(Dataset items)
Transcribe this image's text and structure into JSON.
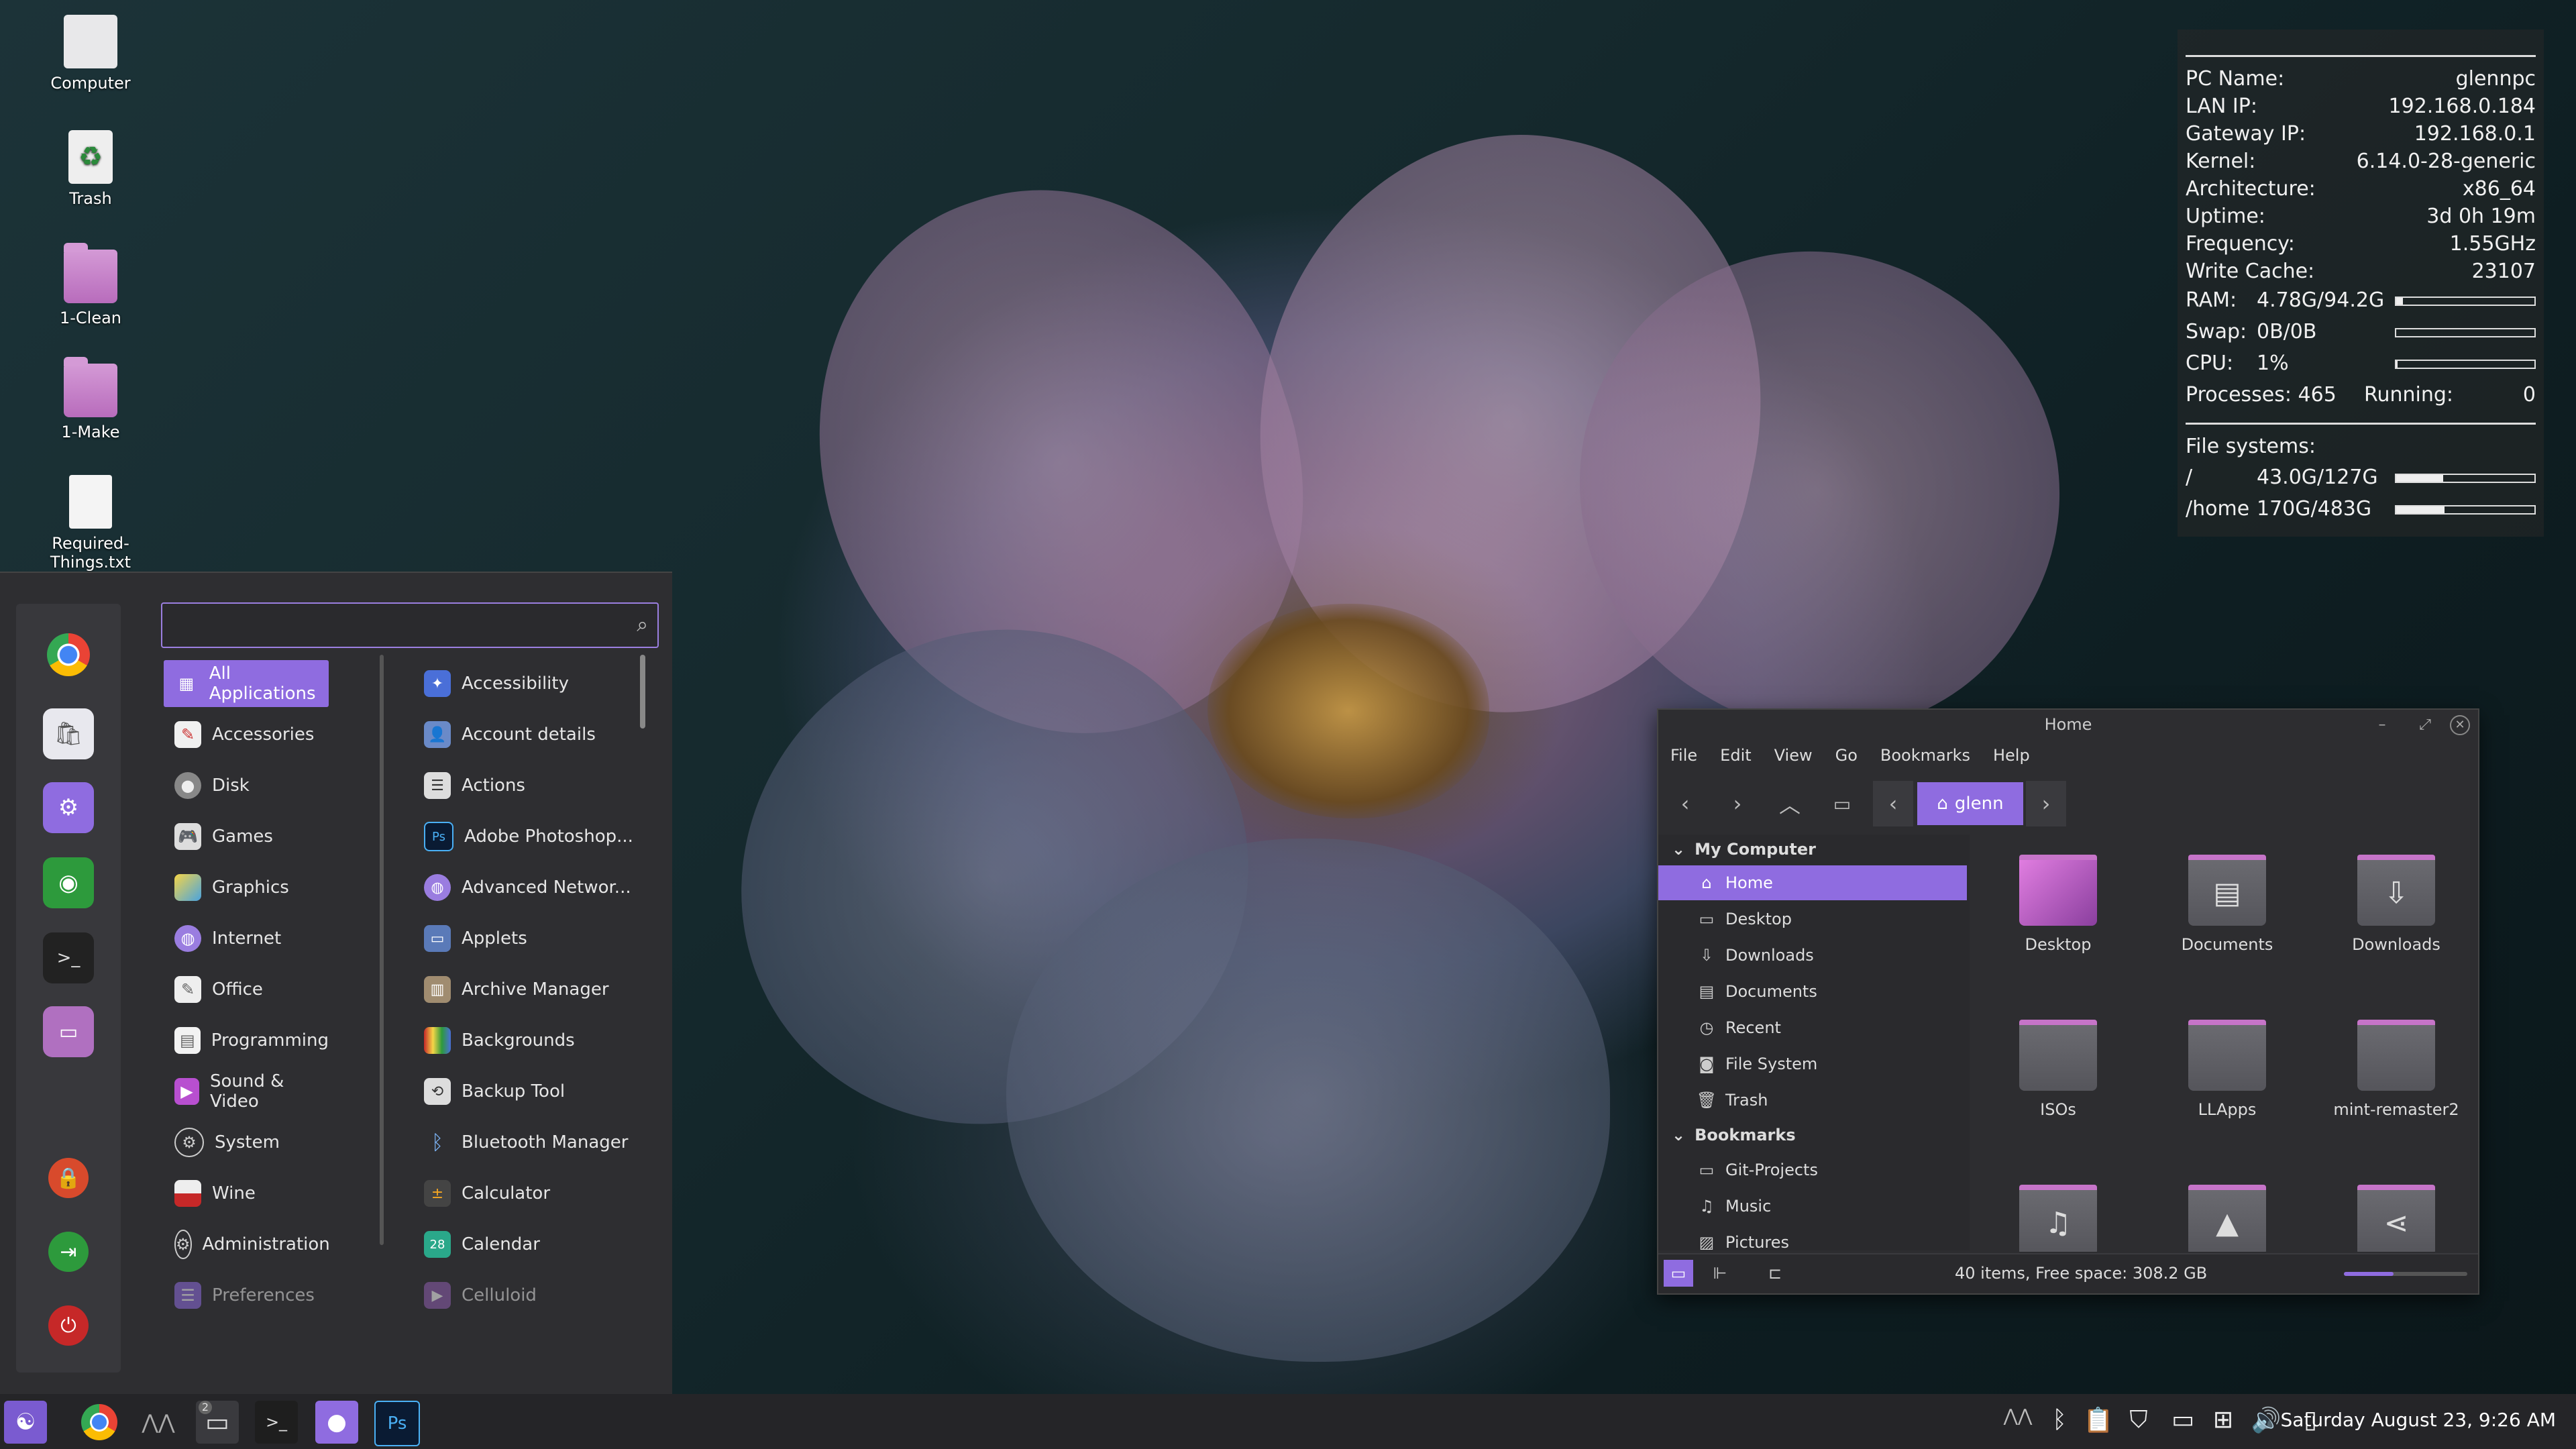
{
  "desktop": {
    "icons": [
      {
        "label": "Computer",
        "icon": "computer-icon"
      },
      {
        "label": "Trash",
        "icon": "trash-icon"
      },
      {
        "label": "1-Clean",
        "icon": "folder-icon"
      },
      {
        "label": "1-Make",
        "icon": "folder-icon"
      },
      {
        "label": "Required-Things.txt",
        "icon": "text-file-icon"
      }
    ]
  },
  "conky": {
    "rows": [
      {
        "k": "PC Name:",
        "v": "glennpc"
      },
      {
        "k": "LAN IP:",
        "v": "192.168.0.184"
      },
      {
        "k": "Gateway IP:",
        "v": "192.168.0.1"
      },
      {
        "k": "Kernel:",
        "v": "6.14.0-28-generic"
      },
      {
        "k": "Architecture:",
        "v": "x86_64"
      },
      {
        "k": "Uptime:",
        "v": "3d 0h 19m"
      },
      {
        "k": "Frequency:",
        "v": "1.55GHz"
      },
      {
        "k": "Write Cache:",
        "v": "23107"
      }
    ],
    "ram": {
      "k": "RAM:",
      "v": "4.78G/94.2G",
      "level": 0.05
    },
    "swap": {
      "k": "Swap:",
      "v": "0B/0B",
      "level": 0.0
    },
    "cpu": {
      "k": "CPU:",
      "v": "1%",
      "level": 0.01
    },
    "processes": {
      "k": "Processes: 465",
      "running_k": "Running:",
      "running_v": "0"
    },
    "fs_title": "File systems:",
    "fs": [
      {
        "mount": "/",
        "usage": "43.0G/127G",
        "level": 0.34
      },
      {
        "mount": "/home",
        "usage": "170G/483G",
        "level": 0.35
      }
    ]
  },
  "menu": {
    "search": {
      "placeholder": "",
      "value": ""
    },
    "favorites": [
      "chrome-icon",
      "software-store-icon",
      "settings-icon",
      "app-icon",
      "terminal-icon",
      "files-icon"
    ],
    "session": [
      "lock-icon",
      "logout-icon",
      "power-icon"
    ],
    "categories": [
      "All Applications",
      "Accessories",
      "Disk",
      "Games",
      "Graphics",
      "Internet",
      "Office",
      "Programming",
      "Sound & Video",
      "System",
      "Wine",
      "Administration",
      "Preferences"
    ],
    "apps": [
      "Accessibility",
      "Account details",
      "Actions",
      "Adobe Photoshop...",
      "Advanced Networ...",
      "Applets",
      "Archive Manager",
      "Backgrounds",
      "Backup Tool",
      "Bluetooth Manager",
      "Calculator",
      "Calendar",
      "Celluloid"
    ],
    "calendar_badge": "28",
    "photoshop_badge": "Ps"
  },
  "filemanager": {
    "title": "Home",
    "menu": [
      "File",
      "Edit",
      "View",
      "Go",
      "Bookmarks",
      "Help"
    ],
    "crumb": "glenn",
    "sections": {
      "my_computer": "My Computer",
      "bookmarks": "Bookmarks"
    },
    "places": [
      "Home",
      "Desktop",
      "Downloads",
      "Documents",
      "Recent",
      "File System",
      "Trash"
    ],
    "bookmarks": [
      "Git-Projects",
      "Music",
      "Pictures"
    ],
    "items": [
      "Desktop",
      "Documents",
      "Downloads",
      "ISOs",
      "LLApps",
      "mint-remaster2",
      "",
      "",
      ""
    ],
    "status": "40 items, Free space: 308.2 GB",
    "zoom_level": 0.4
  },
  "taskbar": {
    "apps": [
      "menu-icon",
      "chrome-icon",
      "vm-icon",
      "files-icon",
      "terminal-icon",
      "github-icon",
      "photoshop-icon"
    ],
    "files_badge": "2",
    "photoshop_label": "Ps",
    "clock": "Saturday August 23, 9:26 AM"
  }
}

→ **Goal of the exercise**
Output the material word for word, omitting its pictures.

→ **The answer**
Transcribe this image's text and structure into JSON.
{
  "desktop": {
    "icons": [
      {
        "label": "Computer",
        "icon": "computer-icon"
      },
      {
        "label": "Trash",
        "icon": "trash-icon"
      },
      {
        "label": "1-Clean",
        "icon": "folder-icon"
      },
      {
        "label": "1-Make",
        "icon": "folder-icon"
      },
      {
        "label": "Required-Things.txt",
        "icon": "text-file-icon"
      }
    ]
  },
  "conky": {
    "rows": [
      {
        "k": "PC Name:",
        "v": "glennpc"
      },
      {
        "k": "LAN IP:",
        "v": "192.168.0.184"
      },
      {
        "k": "Gateway IP:",
        "v": "192.168.0.1"
      },
      {
        "k": "Kernel:",
        "v": "6.14.0-28-generic"
      },
      {
        "k": "Architecture:",
        "v": "x86_64"
      },
      {
        "k": "Uptime:",
        "v": "3d 0h 19m"
      },
      {
        "k": "Frequency:",
        "v": "1.55GHz"
      },
      {
        "k": "Write Cache:",
        "v": "23107"
      }
    ],
    "ram": {
      "k": "RAM:",
      "v": "4.78G/94.2G",
      "level": 0.05
    },
    "swap": {
      "k": "Swap:",
      "v": "0B/0B",
      "level": 0.0
    },
    "cpu": {
      "k": "CPU:",
      "v": "1%",
      "level": 0.01
    },
    "processes": {
      "k": "Processes: 465",
      "running_k": "Running:",
      "running_v": "0"
    },
    "fs_title": "File systems:",
    "fs": [
      {
        "mount": "/",
        "usage": "43.0G/127G",
        "level": 0.34
      },
      {
        "mount": "/home",
        "usage": "170G/483G",
        "level": 0.35
      }
    ]
  },
  "menu": {
    "search": {
      "placeholder": "",
      "value": ""
    },
    "favorites": [
      "chrome-icon",
      "software-store-icon",
      "settings-icon",
      "app-icon",
      "terminal-icon",
      "files-icon"
    ],
    "session": [
      "lock-icon",
      "logout-icon",
      "power-icon"
    ],
    "categories": [
      "All Applications",
      "Accessories",
      "Disk",
      "Games",
      "Graphics",
      "Internet",
      "Office",
      "Programming",
      "Sound & Video",
      "System",
      "Wine",
      "Administration",
      "Preferences"
    ],
    "apps": [
      "Accessibility",
      "Account details",
      "Actions",
      "Adobe Photoshop...",
      "Advanced Networ...",
      "Applets",
      "Archive Manager",
      "Backgrounds",
      "Backup Tool",
      "Bluetooth Manager",
      "Calculator",
      "Calendar",
      "Celluloid"
    ],
    "calendar_badge": "28",
    "photoshop_badge": "Ps"
  },
  "filemanager": {
    "title": "Home",
    "menu": [
      "File",
      "Edit",
      "View",
      "Go",
      "Bookmarks",
      "Help"
    ],
    "crumb": "glenn",
    "sections": {
      "my_computer": "My Computer",
      "bookmarks": "Bookmarks"
    },
    "places": [
      "Home",
      "Desktop",
      "Downloads",
      "Documents",
      "Recent",
      "File System",
      "Trash"
    ],
    "bookmarks": [
      "Git-Projects",
      "Music",
      "Pictures"
    ],
    "items": [
      "Desktop",
      "Documents",
      "Downloads",
      "ISOs",
      "LLApps",
      "mint-remaster2",
      "",
      "",
      ""
    ],
    "status": "40 items, Free space: 308.2 GB",
    "zoom_level": 0.4
  },
  "taskbar": {
    "apps": [
      "menu-icon",
      "chrome-icon",
      "vm-icon",
      "files-icon",
      "terminal-icon",
      "github-icon",
      "photoshop-icon"
    ],
    "files_badge": "2",
    "photoshop_label": "Ps",
    "clock": "Saturday August 23, 9:26 AM"
  }
}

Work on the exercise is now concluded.